▸ Set exercise
Below are some records. Copy every line in them that holds "Tools".

## Begin Records provided

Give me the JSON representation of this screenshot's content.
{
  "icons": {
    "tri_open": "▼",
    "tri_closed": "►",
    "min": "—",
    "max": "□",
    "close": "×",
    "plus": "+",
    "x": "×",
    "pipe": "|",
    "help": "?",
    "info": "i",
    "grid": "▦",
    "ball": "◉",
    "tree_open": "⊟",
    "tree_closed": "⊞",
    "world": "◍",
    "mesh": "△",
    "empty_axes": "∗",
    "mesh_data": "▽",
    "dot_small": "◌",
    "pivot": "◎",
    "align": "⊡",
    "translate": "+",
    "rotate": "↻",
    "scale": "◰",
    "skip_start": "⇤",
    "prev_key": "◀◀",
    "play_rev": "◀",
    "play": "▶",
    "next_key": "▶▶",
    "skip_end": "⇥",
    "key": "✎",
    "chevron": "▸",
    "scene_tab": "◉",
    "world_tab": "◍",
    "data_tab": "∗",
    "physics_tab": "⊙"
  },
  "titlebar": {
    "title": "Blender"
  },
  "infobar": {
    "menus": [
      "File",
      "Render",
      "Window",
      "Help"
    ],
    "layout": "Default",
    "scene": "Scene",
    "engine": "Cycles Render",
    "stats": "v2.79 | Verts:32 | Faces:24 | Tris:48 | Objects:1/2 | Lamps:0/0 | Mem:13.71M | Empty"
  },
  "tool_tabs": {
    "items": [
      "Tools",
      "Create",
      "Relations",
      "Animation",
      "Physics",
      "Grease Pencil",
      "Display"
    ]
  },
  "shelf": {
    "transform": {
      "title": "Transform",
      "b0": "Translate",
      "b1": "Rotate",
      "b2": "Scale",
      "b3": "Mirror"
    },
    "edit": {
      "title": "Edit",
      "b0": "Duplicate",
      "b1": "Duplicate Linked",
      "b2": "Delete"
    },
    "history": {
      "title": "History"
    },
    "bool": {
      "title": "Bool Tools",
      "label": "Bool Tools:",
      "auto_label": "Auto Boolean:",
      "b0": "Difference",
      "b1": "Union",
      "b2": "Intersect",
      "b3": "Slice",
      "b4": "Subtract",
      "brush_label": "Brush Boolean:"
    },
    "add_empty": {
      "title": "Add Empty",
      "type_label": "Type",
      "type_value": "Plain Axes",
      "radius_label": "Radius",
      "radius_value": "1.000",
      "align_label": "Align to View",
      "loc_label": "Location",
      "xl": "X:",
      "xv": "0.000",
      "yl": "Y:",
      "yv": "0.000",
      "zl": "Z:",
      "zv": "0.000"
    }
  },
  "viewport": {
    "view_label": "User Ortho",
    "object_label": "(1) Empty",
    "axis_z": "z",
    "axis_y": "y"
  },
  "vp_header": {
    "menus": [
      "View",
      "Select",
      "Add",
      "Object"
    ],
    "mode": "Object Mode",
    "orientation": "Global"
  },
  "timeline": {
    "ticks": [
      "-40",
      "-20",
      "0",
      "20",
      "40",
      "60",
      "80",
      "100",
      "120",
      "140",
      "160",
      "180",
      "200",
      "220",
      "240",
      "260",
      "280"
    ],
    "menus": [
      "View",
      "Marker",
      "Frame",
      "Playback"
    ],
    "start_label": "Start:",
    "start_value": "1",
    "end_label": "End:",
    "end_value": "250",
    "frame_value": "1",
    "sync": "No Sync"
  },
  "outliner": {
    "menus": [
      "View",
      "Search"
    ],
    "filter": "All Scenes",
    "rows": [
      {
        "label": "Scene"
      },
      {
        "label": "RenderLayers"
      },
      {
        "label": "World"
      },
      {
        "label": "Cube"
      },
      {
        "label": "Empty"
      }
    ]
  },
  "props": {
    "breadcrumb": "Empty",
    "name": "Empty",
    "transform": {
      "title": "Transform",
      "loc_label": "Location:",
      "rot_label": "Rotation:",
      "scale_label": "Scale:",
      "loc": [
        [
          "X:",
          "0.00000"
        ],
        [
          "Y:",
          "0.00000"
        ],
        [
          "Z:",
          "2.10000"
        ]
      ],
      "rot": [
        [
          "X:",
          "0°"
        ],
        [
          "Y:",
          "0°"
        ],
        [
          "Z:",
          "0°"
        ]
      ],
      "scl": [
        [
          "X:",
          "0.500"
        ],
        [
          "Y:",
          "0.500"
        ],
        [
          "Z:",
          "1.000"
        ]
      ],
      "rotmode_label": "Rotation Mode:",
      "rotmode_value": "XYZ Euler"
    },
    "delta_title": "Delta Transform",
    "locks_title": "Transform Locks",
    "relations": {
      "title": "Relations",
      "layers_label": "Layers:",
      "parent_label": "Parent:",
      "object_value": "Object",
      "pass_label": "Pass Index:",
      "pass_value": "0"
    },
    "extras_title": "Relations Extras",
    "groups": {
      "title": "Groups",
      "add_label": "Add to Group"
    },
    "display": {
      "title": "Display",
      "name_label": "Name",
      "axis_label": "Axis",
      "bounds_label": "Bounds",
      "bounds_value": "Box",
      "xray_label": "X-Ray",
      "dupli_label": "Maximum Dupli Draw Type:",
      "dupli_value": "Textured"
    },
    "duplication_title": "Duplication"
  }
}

## End Records provided

▸ Solution for this task
      "Tools",
      "title": "Bool Tools",
      "label": "Bool Tools:",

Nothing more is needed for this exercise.